• [TASK BRIEF]
Omit the images, then output each of the records below exactly.

• [RAW RECORDS]
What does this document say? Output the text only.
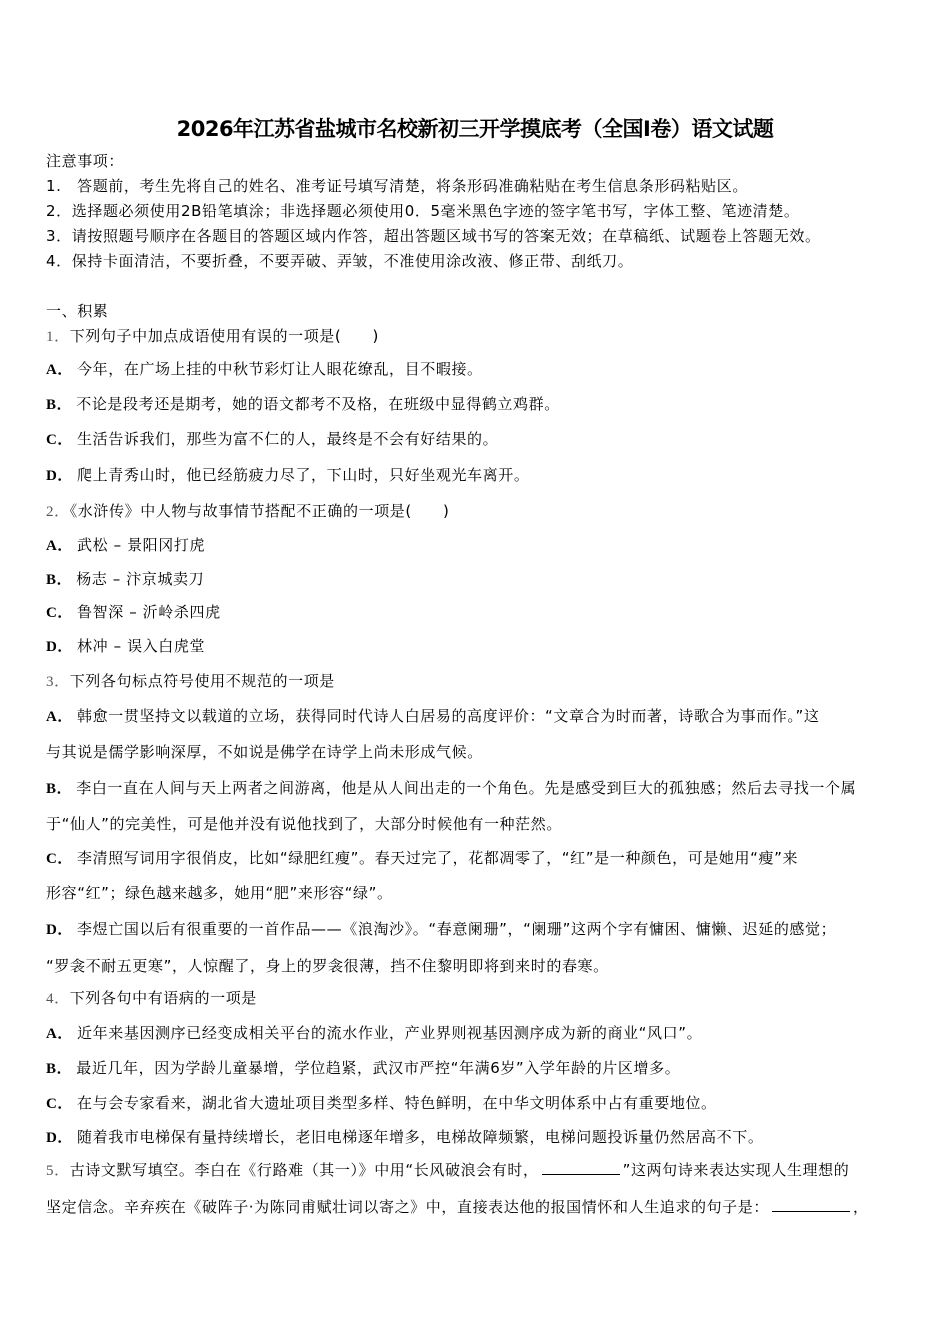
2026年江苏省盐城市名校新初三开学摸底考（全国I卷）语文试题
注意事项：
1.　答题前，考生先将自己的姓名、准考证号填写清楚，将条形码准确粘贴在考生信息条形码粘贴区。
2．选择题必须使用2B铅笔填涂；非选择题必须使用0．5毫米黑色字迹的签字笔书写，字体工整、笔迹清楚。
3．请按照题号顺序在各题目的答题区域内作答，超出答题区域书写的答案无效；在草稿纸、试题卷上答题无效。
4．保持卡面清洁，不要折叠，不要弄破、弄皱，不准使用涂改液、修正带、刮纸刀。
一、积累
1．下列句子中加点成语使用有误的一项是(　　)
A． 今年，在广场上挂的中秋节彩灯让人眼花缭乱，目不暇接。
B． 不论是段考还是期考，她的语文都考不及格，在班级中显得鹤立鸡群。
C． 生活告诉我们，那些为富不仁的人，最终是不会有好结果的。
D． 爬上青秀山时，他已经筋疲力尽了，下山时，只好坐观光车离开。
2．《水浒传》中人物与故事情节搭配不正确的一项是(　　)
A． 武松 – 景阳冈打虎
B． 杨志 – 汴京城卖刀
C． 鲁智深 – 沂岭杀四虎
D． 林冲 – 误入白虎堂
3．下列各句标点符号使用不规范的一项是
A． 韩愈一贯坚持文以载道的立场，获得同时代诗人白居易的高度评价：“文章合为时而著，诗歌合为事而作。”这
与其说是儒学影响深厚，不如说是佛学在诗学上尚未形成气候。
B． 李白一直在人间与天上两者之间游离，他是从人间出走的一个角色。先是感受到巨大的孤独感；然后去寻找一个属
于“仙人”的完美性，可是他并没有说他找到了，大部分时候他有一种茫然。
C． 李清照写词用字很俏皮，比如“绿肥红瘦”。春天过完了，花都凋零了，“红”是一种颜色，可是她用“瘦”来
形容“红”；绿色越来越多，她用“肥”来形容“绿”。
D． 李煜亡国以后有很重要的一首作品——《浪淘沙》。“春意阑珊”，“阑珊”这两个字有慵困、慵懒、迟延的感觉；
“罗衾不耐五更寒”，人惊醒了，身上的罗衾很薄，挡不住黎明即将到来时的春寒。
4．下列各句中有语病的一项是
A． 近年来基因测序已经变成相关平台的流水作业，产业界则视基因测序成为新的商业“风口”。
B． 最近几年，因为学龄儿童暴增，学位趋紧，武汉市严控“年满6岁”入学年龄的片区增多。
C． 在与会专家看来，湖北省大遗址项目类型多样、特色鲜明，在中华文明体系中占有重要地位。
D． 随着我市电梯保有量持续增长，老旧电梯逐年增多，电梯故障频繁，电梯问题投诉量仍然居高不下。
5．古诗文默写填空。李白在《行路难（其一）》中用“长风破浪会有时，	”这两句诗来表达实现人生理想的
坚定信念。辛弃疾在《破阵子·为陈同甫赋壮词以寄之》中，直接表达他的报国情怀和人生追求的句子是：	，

• [EXERCISE SOLUTION]
What does this document say? Output the text only.
2026年江苏省盐城市名校新初三开学摸底考（全国I卷）语文试题
注意事项：
1.　答题前，考生先将自己的姓名、准考证号填写清楚，将条形码准确粘贴在考生信息条形码粘贴区。
2．选择题必须使用2B铅笔填涂；非选择题必须使用0．5毫米黑色字迹的签字笔书写，字体工整、笔迹清楚。
3．请按照题号顺序在各题目的答题区域内作答，超出答题区域书写的答案无效；在草稿纸、试题卷上答题无效。
4．保持卡面清洁，不要折叠，不要弄破、弄皱，不准使用涂改液、修正带、刮纸刀。
一、积累
1．下列句子中加点成语使用有误的一项是(　　)
A． 今年，在广场上挂的中秋节彩灯让人眼花缭乱，目不暇接。
B． 不论是段考还是期考，她的语文都考不及格，在班级中显得鹤立鸡群。
C． 生活告诉我们，那些为富不仁的人，最终是不会有好结果的。
D． 爬上青秀山时，他已经筋疲力尽了，下山时，只好坐观光车离开。
2．《水浒传》中人物与故事情节搭配不正确的一项是(　　)
A． 武松 – 景阳冈打虎
B． 杨志 – 汴京城卖刀
C． 鲁智深 – 沂岭杀四虎
D． 林冲 – 误入白虎堂
3．下列各句标点符号使用不规范的一项是
A． 韩愈一贯坚持文以载道的立场，获得同时代诗人白居易的高度评价：“文章合为时而著，诗歌合为事而作。”这
与其说是儒学影响深厚，不如说是佛学在诗学上尚未形成气候。
B． 李白一直在人间与天上两者之间游离，他是从人间出走的一个角色。先是感受到巨大的孤独感；然后去寻找一个属
于“仙人”的完美性，可是他并没有说他找到了，大部分时候他有一种茫然。
C． 李清照写词用字很俏皮，比如“绿肥红瘦”。春天过完了，花都凋零了，“红”是一种颜色，可是她用“瘦”来
形容“红”；绿色越来越多，她用“肥”来形容“绿”。
D． 李煜亡国以后有很重要的一首作品——《浪淘沙》。“春意阑珊”，“阑珊”这两个字有慵困、慵懒、迟延的感觉；
“罗衾不耐五更寒”，人惊醒了，身上的罗衾很薄，挡不住黎明即将到来时的春寒。
4．下列各句中有语病的一项是
A． 近年来基因测序已经变成相关平台的流水作业，产业界则视基因测序成为新的商业“风口”。
B． 最近几年，因为学龄儿童暴增，学位趋紧，武汉市严控“年满6岁”入学年龄的片区增多。
C． 在与会专家看来，湖北省大遗址项目类型多样、特色鲜明，在中华文明体系中占有重要地位。
D． 随着我市电梯保有量持续增长，老旧电梯逐年增多，电梯故障频繁，电梯问题投诉量仍然居高不下。
5．古诗文默写填空。李白在《行路难（其一）》中用“长风破浪会有时，	”这两句诗来表达实现人生理想的
坚定信念。辛弃疾在《破阵子·为陈同甫赋壮词以寄之》中，直接表达他的报国情怀和人生追求的句子是：	，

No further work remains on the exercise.